# TEXT EXTRACT
══════
Kumar, who runs a small water shop about 20 metres from Kushal Chowk, has laid out chairs so that he and fellow shopkeepers — Hindus as well as Muslims — can keep an eye on the hubbub around them.

There’s still a sense that anything might happen at any moment at this location, where communal clashes and then a demolition drive turned life upside down since last Saturday.

The footfall at Kumar’s shop is heavy Thursday, the day after the demolition drive. Every few minutes, a policeman walks up to Kumar with an empty water bottle to be refilled with a tube attached to a big tank.

There are still barricades on all sides of the square and hundreds of Delhi Police, CRPF, and Rapid Action Force personnel dominate the streets. Throngs of mediapersons and some politicians also keep them company. Huge tents with carpets and fans have been erected in the middle of the roads.
══════
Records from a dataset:
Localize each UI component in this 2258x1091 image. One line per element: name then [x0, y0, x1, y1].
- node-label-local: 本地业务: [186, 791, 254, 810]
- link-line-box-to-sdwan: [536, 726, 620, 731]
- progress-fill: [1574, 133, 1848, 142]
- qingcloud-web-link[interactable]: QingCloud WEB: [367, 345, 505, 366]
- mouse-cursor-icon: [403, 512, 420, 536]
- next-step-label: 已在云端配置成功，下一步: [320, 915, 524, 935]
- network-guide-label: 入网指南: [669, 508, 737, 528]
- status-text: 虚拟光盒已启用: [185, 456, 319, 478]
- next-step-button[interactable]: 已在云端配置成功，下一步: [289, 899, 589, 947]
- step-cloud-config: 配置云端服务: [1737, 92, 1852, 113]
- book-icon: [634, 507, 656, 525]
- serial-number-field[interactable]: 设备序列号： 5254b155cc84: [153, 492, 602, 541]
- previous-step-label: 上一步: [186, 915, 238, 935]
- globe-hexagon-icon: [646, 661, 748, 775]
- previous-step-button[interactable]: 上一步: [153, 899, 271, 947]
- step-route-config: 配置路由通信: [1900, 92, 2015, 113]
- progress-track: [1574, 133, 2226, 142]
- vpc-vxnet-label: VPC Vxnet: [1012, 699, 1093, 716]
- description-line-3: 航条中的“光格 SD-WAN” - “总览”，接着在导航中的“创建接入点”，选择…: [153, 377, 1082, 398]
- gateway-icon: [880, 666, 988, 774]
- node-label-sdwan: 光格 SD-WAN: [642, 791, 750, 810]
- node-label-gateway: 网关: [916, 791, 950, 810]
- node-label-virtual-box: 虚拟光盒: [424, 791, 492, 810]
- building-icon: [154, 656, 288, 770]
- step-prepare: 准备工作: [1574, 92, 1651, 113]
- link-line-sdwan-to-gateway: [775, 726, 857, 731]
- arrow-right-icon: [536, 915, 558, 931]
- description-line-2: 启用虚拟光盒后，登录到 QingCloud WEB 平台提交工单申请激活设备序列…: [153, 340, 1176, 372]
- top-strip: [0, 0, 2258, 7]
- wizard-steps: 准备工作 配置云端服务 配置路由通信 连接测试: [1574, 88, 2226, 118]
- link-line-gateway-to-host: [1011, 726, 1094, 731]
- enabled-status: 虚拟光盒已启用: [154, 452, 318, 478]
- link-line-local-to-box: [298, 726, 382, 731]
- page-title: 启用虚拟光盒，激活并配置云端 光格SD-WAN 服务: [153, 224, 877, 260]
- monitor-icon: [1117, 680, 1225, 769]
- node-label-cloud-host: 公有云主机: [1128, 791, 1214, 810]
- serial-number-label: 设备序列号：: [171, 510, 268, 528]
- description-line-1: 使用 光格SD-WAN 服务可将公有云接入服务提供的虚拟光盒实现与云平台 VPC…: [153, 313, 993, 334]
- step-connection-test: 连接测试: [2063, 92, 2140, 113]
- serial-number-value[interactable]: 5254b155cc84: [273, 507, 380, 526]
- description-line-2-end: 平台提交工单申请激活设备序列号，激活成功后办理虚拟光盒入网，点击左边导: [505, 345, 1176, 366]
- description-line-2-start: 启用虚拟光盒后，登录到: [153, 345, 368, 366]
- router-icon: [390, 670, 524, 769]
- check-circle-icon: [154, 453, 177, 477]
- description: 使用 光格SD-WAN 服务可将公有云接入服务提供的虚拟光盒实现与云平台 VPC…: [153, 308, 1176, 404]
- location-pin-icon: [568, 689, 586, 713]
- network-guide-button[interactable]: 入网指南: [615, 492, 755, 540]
══════
# REQUEST 1
Repeat word for word the part of the Kushal Chowk text from "There’s still a" up to and including "a big tank.".
# REQUEST 2
Write the next part of the Kushal Chowk text, picking up right after its last sentence.
The rows are separate material and have nothing to do with the text.

# TASK ANSWER 1
There’s still a sense that anything might happen at any moment at this location, where communal clashes and then a demolition drive turned life upside down since last Saturday.

The footfall at Kumar’s shop is heavy Thursday, the day after the demolition drive. Every few minutes, a policeman walks up to Kumar with an empty water bottle to be refilled with a tube attached to a big tank.

# TASK ANSWER 2
‘Aisi rally kabhi nahi dekhi’

Kumar and others in the northwest Delhi neighbourhood, dominated by lower income groups, are still reeling from the events of last Saturday, when Hanuman Jayanti processions morphed into a riot where people openly brandished knives and swords at each other.

Three rallies of about 200 people each were taken out, allegedly by three different informal groups, on the road where a temple and mosque stand barely 20 steps away from each other.

Aisi rally kabhi nahi dekhi (I have never seen such a rally),” Sharjul Shah, a tea seller, says. His shop has been shut ever since the clashes, and he is waiting till normalcy resumes to start business again.

Perched on a chair outside Kumar’s shop, Shah recalls the events of the night. The people in the procession were singing a song, he says. “It went ‘Jo Hindustan mein rahega wo Siya Ram kahega (Whoever lives in India has to say Siya-Ram).”

It looked as if the boys in the rally “had come prepared for a fight”, he adds.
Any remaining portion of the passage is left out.